### STATED GOAL:
From the entries below, list each line with "name".

### Stored items from a collection:
- - - -

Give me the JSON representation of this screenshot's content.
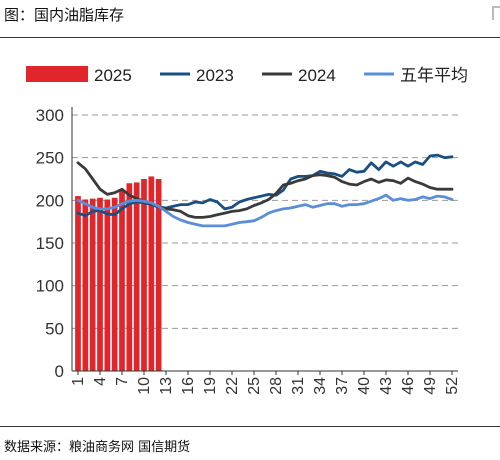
{
  "figure": {
    "title": "图：国内油脂库存",
    "source": "数据来源：粮油商务网  国信期货"
  },
  "colors": {
    "s2025": "#E0262B",
    "s2023": "#1B4F82",
    "s2024": "#3A3A3A",
    "avg5": "#5B8ED8"
  },
  "chart_data": {
    "type": "bar+line",
    "title": "",
    "xlabel": "",
    "ylabel": "",
    "x_range": [
      1,
      52
    ],
    "x_tick_labels": [
      "1",
      "4",
      "7",
      "10",
      "13",
      "16",
      "19",
      "22",
      "25",
      "28",
      "31",
      "34",
      "37",
      "40",
      "43",
      "46",
      "49",
      "52"
    ],
    "ylim": [
      0,
      300
    ],
    "y_ticks": [
      0,
      50,
      100,
      150,
      200,
      250,
      300
    ],
    "grid": "horizontal dashed",
    "legend_position": "top",
    "series": [
      {
        "name": "2025",
        "kind": "bar",
        "color_key": "s2025",
        "x": [
          1,
          2,
          3,
          4,
          5,
          6,
          7,
          8,
          9,
          10,
          11,
          12,
          13
        ],
        "values": [
          205,
          201,
          202,
          203,
          201,
          203,
          212,
          220,
          221,
          225,
          228,
          225,
          null
        ]
      },
      {
        "name": "2023",
        "kind": "line",
        "color_key": "s2023",
        "x": [
          1,
          2,
          3,
          4,
          5,
          6,
          7,
          8,
          9,
          10,
          11,
          12,
          13,
          14,
          15,
          16,
          17,
          18,
          19,
          20,
          21,
          22,
          23,
          24,
          25,
          26,
          27,
          28,
          29,
          30,
          31,
          32,
          33,
          34,
          35,
          36,
          37,
          38,
          39,
          40,
          41,
          42,
          43,
          44,
          45,
          46,
          47,
          48,
          49,
          50,
          51,
          52
        ],
        "values": [
          185,
          182,
          187,
          188,
          184,
          183,
          190,
          196,
          198,
          197,
          195,
          192,
          191,
          193,
          195,
          195,
          198,
          197,
          201,
          198,
          190,
          192,
          198,
          201,
          203,
          205,
          207,
          206,
          212,
          225,
          228,
          228,
          229,
          234,
          232,
          231,
          228,
          236,
          233,
          234,
          244,
          236,
          245,
          240,
          245,
          240,
          245,
          242,
          252,
          253,
          250,
          251
        ]
      },
      {
        "name": "2024",
        "kind": "line",
        "color_key": "s2024",
        "x": [
          1,
          2,
          3,
          4,
          5,
          6,
          7,
          8,
          9,
          10,
          11,
          12,
          13,
          14,
          15,
          16,
          17,
          18,
          19,
          20,
          21,
          22,
          23,
          24,
          25,
          26,
          27,
          28,
          29,
          30,
          31,
          32,
          33,
          34,
          35,
          36,
          37,
          38,
          39,
          40,
          41,
          42,
          43,
          44,
          45,
          46,
          47,
          48,
          49,
          50,
          51,
          52
        ],
        "values": [
          244,
          237,
          225,
          213,
          207,
          209,
          213,
          206,
          202,
          199,
          196,
          193,
          190,
          189,
          187,
          182,
          180,
          180,
          181,
          183,
          185,
          187,
          188,
          190,
          194,
          197,
          201,
          208,
          218,
          220,
          223,
          225,
          229,
          230,
          229,
          227,
          222,
          219,
          218,
          222,
          225,
          221,
          224,
          223,
          220,
          226,
          222,
          219,
          215,
          213,
          213,
          213
        ]
      },
      {
        "name": "五年平均",
        "kind": "line",
        "color_key": "avg5",
        "x": [
          1,
          2,
          3,
          4,
          5,
          6,
          7,
          8,
          9,
          10,
          11,
          12,
          13,
          14,
          15,
          16,
          17,
          18,
          19,
          20,
          21,
          22,
          23,
          24,
          25,
          26,
          27,
          28,
          29,
          30,
          31,
          32,
          33,
          34,
          35,
          36,
          37,
          38,
          39,
          40,
          41,
          42,
          43,
          44,
          45,
          46,
          47,
          48,
          49,
          50,
          51,
          52
        ],
        "values": [
          200,
          196,
          192,
          190,
          190,
          192,
          196,
          199,
          200,
          199,
          197,
          193,
          187,
          181,
          177,
          174,
          172,
          170,
          170,
          170,
          170,
          172,
          174,
          175,
          176,
          180,
          185,
          188,
          190,
          191,
          193,
          195,
          192,
          194,
          196,
          196,
          193,
          195,
          195,
          196,
          199,
          202,
          206,
          200,
          202,
          200,
          201,
          204,
          202,
          205,
          204,
          201
        ]
      }
    ]
  }
}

- - - -

### TASK RESULT:
        "name": "2025",
        "name": "2023",
        "name": "2024",
        "name": "五年平均",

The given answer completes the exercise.